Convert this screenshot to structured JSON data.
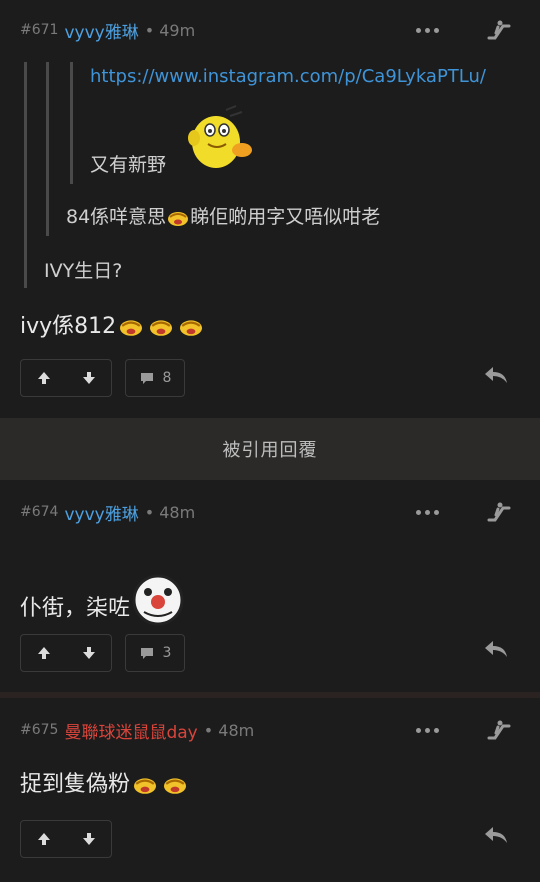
{
  "posts": [
    {
      "num": "#671",
      "user": "vyvy雅琳",
      "time": "• 49m",
      "quote3_link": "https://www.instagram.com/p/Ca9LykaPTLu/",
      "quote3_text": "又有新野",
      "quote2_text_a": "84係咩意思",
      "quote2_text_b": "睇佢啲用字又唔似咁老",
      "quote1_text": "IVY生日?",
      "body": "ivy係812",
      "comments": "8"
    },
    {
      "num": "#674",
      "user": "vyvy雅琳",
      "time": "• 48m",
      "body": "仆街，柒咗",
      "comments": "3"
    },
    {
      "num": "#675",
      "user": "曼聯球迷鼠鼠day",
      "time": "• 48m",
      "body": "捉到隻偽粉"
    }
  ],
  "divider_label": "被引用回覆",
  "icons": {
    "more": "more-dots-icon",
    "escalator": "escalator-icon",
    "upvote": "arrow-up-icon",
    "downvote": "arrow-down-icon",
    "comment": "comment-bubble-icon",
    "reply": "reply-arrow-icon"
  },
  "colors": {
    "background": "#1c1c1c",
    "username_blue": "#4da0e0",
    "username_red": "#d9443b",
    "link": "#3f94d8"
  }
}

Problem: Output all of the records exactly as they appear above, but not the pictures.

Response to this task:
Convert this screenshot to structured JSON data.
{
  "posts": [
    {
      "num": "#671",
      "user": "vyvy雅琳",
      "time": "• 49m",
      "quote3_link": "https://www.instagram.com/p/Ca9LykaPTLu/",
      "quote3_text": "又有新野",
      "quote2_text_a": "84係咩意思",
      "quote2_text_b": "睇佢啲用字又唔似咁老",
      "quote1_text": "IVY生日?",
      "body": "ivy係812",
      "comments": "8"
    },
    {
      "num": "#674",
      "user": "vyvy雅琳",
      "time": "• 48m",
      "body": "仆街，柒咗",
      "comments": "3"
    },
    {
      "num": "#675",
      "user": "曼聯球迷鼠鼠day",
      "time": "• 48m",
      "body": "捉到隻偽粉"
    }
  ],
  "divider_label": "被引用回覆",
  "icons": {
    "more": "more-dots-icon",
    "escalator": "escalator-icon",
    "upvote": "arrow-up-icon",
    "downvote": "arrow-down-icon",
    "comment": "comment-bubble-icon",
    "reply": "reply-arrow-icon"
  },
  "colors": {
    "background": "#1c1c1c",
    "username_blue": "#4da0e0",
    "username_red": "#d9443b",
    "link": "#3f94d8"
  }
}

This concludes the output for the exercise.